> Problem description
Restate the entries below word for word, omitting nothing.

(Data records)
┄┄┄┄┄┄┄┄┄┄
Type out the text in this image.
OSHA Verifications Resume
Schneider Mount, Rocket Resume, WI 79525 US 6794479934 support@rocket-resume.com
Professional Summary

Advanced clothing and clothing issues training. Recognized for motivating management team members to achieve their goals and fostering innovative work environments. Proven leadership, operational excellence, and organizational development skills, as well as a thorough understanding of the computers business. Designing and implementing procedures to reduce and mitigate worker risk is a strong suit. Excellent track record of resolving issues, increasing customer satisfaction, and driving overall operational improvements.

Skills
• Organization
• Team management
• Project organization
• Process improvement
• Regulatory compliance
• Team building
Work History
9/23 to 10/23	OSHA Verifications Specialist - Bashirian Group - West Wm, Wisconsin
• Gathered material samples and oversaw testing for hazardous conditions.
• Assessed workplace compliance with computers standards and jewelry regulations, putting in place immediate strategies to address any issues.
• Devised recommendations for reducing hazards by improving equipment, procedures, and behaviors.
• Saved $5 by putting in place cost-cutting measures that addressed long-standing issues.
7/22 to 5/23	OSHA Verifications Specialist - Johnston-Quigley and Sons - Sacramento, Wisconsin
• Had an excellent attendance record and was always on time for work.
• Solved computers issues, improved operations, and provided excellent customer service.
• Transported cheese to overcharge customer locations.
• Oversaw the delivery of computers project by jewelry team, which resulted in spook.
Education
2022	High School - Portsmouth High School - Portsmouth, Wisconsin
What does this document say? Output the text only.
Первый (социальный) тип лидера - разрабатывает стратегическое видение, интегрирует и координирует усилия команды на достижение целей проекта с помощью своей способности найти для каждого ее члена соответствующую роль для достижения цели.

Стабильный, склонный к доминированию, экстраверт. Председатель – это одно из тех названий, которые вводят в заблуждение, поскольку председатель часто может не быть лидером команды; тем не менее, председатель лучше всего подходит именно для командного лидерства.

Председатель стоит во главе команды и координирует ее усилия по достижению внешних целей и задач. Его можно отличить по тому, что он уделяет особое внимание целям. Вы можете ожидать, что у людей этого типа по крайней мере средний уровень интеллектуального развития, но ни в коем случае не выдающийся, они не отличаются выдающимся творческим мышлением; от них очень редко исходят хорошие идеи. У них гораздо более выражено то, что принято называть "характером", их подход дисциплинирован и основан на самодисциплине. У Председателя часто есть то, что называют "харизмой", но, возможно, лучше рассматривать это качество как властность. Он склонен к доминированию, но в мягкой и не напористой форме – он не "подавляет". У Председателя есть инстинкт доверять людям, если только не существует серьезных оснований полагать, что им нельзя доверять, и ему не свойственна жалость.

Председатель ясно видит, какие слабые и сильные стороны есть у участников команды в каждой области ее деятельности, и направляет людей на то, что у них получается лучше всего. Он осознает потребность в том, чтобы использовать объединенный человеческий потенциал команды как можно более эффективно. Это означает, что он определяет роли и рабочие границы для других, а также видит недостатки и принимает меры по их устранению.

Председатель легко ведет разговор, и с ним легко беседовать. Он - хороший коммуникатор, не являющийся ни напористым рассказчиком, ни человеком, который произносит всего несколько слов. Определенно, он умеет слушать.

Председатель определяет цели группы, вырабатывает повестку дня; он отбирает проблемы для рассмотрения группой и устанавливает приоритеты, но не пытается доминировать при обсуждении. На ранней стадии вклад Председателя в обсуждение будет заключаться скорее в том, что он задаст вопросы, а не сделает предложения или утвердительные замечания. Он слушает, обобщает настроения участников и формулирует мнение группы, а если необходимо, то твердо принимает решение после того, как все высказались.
┄┄┄┄┄┄┄┄┄┄
> Task output
Type out the text in this image.
OSHA Verifications Resume
Schneider Mount, Rocket Resume, WI 79525 US 6794479934 support@rocket-resume.com
Professional Summary

Advanced clothing and clothing issues training. Recognized for motivating management team members to achieve their goals and fostering innovative work environments. Proven leadership, operational excellence, and organizational development skills, as well as a thorough understanding of the computers business. Designing and implementing procedures to reduce and mitigate worker risk is a strong suit. Excellent track record of resolving issues, increasing customer satisfaction, and driving overall operational improvements.

Skills
• Organization
• Team management
• Project organization
• Process improvement
• Regulatory compliance
• Team building
Work History
9/23 to 10/23	OSHA Verifications Specialist - Bashirian Group - West Wm, Wisconsin
• Gathered material samples and oversaw testing for hazardous conditions.
• Assessed workplace compliance with computers standards and jewelry regulations, putting in place immediate strategies to address any issues.
• Devised recommendations for reducing hazards by improving equipment, procedures, and behaviors.
• Saved $5 by putting in place cost-cutting measures that addressed long-standing issues.
7/22 to 5/23	OSHA Verifications Specialist - Johnston-Quigley and Sons - Sacramento, Wisconsin
• Had an excellent attendance record and was always on time for work.
• Solved computers issues, improved operations, and provided excellent customer service.
• Transported cheese to overcharge customer locations.
• Oversaw the delivery of computers project by jewelry team, which resulted in spook.
Education
2022	High School - Portsmouth High School - Portsmouth, Wisconsin
What does this document say? Output the text only.
Первый (социальный) тип лидера - разрабатывает стратегическое видение, интегрирует и координирует усилия команды на достижение целей проекта с помощью своей способности найти для каждого ее члена соответствующую роль для достижения цели.

Стабильный, склонный к доминированию, экстраверт. Председатель – это одно из тех названий, которые вводят в заблуждение, поскольку председатель часто может не быть лидером команды; тем не менее, председатель лучше всего подходит именно для командного лидерства.

Председатель стоит во главе команды и координирует ее усилия по достижению внешних целей и задач. Его можно отличить по тому, что он уделяет особое внимание целям. Вы можете ожидать, что у людей этого типа по крайней мере средний уровень интеллектуального развития, но ни в коем случае не выдающийся, они не отличаются выдающимся творческим мышлением; от них очень редко исходят хорошие идеи. У них гораздо более выражено то, что принято называть "характером", их подход дисциплинирован и основан на самодисциплине. У Председателя часто есть то, что называют "харизмой", но, возможно, лучше рассматривать это качество как властность. Он склонен к доминированию, но в мягкой и не напористой форме – он не "подавляет". У Председателя есть инстинкт доверять людям, если только не существует серьезных оснований полагать, что им нельзя доверять, и ему не свойственна жалость.

Председатель ясно видит, какие слабые и сильные стороны есть у участников команды в каждой области ее деятельности, и направляет людей на то, что у них получается лучше всего. Он осознает потребность в том, чтобы использовать объединенный человеческий потенциал команды как можно более эффективно. Это означает, что он определяет роли и рабочие границы для других, а также видит недостатки и принимает меры по их устранению.

Председатель легко ведет разговор, и с ним легко беседовать. Он - хороший коммуникатор, не являющийся ни напористым рассказчиком, ни человеком, который произносит всего несколько слов. Определенно, он умеет слушать.

Председатель определяет цели группы, вырабатывает повестку дня; он отбирает проблемы для рассмотрения группой и устанавливает приоритеты, но не пытается доминировать при обсуждении. На ранней стадии вклад Председателя в обсуждение будет заключаться скорее в том, что он задаст вопросы, а не сделает предложения или утвердительные замечания. Он слушает, обобщает настроения участников и формулирует мнение группы, а если необходимо, то твердо принимает решение после того, как все высказались.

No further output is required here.